::: KUTIPAN HALAMAN

Pulang dari mengantar
orang tua ke Rumah Sakit untuk cek kesehatan, saya mampir ke Warteg. Hari masih
pagi kala itu. Lalu lalang kendaraan lagi
berisik-berisiknya. Tuntas dengan
urusan pesan memesan menu makanan, saya mulai khusyu menyantap makanan yang
tersaji; telor dadar, tumis kacang panjang, dan oreg. Nasi setengah, minumnya
teh tawar hangat bertabur senyum manis si mbak yang singset.
Warteg tak terlalu
ramai, di sela-sela melayani pembeli si mbak nyambi mengepel lantai. Aroma
pembersih lantai yang disiram si mbak, merangsak masuk lobang hidung. Si mbak asyik ngepel sambil berdendang
mengikuti irama lagu yang mengalun dari alat pemutar VCD. Tentu saja ia
menyanyikan lagu dangdut; //Sayang... Opo kowe krungu jerite atiku...
Mengharap engkau kembali...// Sayang nganti memutih rambutku// Ra bakal luntur tresnaku//
Daya hafal si mbak
dalam bernyanyi layak dipuji. Tak hanya hafal lirik lagu, si mba juga fasih
dengan gaya "hip-hop" yang mendadak hadir di tengah-tengah lagu, yang
baru belakangan saya tahu aslinya dinyanyikan Via Vallen, primadona baru
dangdut mazhab Pantura dan Youtube.
Yang menarik pada
lagu dangdut ini ialah dalam satu lagu muncul tiga warna lagu berbeda yaitu dangdut
berbahasa Jawa, dioplos dengan lagu pop dengan lirik bahasa Indonesia, dan di
beberapa bagian muncul hip-hop khas lagu-lagu Barat jaman now. Tak berhenti di
situ, sayup-sayup juga terdengar hentakan ala reggae.

::::::

• SOAL
Teruskan kisah tentang sarapan di warteg dan lagu dangdut yang dinyanyikan si mbak, dimulai setelah kalimat terakhir yang tercantum.

::: DATA YANG DIBERIKAN

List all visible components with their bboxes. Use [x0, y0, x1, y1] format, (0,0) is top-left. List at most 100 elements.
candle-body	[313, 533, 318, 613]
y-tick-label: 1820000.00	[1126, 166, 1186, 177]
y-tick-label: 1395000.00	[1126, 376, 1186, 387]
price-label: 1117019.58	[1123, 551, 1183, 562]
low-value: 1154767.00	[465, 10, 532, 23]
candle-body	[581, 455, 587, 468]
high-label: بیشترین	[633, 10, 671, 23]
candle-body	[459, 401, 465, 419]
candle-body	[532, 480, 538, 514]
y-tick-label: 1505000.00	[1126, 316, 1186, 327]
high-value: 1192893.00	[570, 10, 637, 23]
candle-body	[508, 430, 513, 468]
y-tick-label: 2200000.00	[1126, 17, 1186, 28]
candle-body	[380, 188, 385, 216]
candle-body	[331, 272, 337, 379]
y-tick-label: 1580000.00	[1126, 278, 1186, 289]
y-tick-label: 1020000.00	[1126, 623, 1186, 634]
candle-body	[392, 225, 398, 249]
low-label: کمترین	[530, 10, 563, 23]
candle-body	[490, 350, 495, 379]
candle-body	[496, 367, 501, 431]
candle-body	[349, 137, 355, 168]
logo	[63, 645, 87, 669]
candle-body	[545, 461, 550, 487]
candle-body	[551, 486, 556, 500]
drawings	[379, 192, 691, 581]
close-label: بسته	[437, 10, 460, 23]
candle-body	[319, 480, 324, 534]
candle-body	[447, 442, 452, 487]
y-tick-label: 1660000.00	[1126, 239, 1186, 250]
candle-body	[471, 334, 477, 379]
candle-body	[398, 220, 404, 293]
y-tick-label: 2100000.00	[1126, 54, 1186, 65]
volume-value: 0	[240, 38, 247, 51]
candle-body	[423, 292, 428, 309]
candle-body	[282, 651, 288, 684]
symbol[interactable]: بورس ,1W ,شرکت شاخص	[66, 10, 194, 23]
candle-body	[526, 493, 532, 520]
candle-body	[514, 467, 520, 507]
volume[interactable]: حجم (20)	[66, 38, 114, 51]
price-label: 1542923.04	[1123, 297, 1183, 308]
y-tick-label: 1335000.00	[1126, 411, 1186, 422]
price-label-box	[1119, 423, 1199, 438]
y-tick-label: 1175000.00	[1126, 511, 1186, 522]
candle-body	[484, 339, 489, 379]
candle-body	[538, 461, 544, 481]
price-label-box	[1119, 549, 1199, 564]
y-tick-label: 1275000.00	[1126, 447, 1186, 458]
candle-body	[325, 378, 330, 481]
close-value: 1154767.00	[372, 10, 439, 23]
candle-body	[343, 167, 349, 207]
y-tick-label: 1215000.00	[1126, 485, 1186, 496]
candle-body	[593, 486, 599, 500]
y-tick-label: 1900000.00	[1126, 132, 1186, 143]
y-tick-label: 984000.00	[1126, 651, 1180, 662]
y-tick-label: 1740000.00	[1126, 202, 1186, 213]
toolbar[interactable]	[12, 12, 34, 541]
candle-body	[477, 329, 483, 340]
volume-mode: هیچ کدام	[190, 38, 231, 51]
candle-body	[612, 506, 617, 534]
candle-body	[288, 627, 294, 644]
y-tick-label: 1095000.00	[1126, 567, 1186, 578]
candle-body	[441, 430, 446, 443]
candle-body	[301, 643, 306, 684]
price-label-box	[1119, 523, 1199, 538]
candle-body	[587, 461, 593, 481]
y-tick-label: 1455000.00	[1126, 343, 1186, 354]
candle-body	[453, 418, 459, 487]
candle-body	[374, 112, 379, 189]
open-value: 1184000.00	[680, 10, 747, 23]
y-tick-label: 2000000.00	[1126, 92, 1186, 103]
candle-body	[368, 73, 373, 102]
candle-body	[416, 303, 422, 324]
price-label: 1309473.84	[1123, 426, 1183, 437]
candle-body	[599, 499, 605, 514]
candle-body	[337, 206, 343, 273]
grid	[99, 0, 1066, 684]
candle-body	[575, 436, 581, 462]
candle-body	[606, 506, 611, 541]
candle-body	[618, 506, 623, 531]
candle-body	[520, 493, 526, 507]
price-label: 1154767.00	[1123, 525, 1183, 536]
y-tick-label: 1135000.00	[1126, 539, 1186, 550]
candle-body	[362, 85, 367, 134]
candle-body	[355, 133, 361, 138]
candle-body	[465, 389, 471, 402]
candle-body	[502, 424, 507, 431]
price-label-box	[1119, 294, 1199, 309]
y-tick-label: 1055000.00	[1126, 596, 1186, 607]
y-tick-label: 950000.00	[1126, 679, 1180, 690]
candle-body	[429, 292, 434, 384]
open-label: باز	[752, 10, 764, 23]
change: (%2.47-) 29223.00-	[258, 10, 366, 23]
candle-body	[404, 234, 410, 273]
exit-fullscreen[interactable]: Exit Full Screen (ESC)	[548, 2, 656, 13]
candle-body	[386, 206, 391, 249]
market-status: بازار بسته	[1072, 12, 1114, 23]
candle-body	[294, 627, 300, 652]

::::::

• JAWABAN
Pencipta dan penata
musik lagu dangdut ini oke juga. Ia tak semata berani mencampuradukan aneka
corak lagu tapi mampu menjadikannya selaras dan enak dinikmati setidaknya oleh
mereka yang menjadi bagian dari jutaan jamaah dangdut yang menontonnya via Youtube.
Bukan bermaksud
bersikap chauvinistis, mengagung-agungkan suku tertentu, tapi dari lagu ini
saya menemukan kekhasan (meminjam
istilah Franz Magnis Suseno dalam menyebut Etika Jawa), pola kultural orang
Jawa yang selalu mampu hidup selaras, piawai menyesuaikan diri dengan lingkungan
sosial kekinian, dan peka membaca gerak-gerik jaman.
Industri musik pop
boleh turun naik bak goyang turun naik tapi dangdut panturaan tetap maju jalan
menghidupi para pemangku kepentingannya (shareholder). Sementara industri
dangdut pertelevisian masih disesaki wajah-wajah lama, dangdut Pantura
menghadirkan regenerasi yang mantap.
Hari sudah siang.
Makanan yang tersaji sudah masuk ke perut. Si mbak pun tak lagi bernyanyi karena terlalu sibuk
meladeni pembeli. Selesai membayar, saya
meninggalkan Warteg, ditingkahi lagu dangdut yang entah dari penyanyi siapa
lagi... (KH)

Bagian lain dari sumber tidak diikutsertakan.